─── RECORDS PROVIDED ───

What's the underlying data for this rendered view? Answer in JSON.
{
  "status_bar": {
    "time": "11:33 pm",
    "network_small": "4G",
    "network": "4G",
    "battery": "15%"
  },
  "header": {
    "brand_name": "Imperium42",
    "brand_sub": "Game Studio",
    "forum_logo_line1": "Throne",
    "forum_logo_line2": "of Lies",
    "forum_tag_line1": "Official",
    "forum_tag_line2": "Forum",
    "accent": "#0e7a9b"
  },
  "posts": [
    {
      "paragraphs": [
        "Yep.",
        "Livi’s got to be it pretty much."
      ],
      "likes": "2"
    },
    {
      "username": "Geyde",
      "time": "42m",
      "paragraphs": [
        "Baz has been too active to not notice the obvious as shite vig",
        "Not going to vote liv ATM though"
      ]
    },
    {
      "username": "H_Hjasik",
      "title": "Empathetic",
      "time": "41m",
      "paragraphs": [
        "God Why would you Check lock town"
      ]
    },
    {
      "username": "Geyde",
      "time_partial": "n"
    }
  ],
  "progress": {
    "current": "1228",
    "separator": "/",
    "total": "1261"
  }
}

───

> PROBLEM TO WORK ON:
From the first line to the last, please quote the material above exactly.

> RESPONSE:
What's the underlying data for this rendered view? Answer in JSON.
{
  "status_bar": {
    "time": "11:33 pm",
    "network_small": "4G",
    "network": "4G",
    "battery": "15%"
  },
  "header": {
    "brand_name": "Imperium42",
    "brand_sub": "Game Studio",
    "forum_logo_line1": "Throne",
    "forum_logo_line2": "of Lies",
    "forum_tag_line1": "Official",
    "forum_tag_line2": "Forum",
    "accent": "#0e7a9b"
  },
  "posts": [
    {
      "paragraphs": [
        "Yep.",
        "Livi’s got to be it pretty much."
      ],
      "likes": "2"
    },
    {
      "username": "Geyde",
      "time": "42m",
      "paragraphs": [
        "Baz has been too active to not notice the obvious as shite vig",
        "Not going to vote liv ATM though"
      ]
    },
    {
      "username": "H_Hjasik",
      "title": "Empathetic",
      "time": "41m",
      "paragraphs": [
        "God Why would you Check lock town"
      ]
    },
    {
      "username": "Geyde",
      "time_partial": "n"
    }
  ],
  "progress": {
    "current": "1228",
    "separator": "/",
    "total": "1261"
  }
}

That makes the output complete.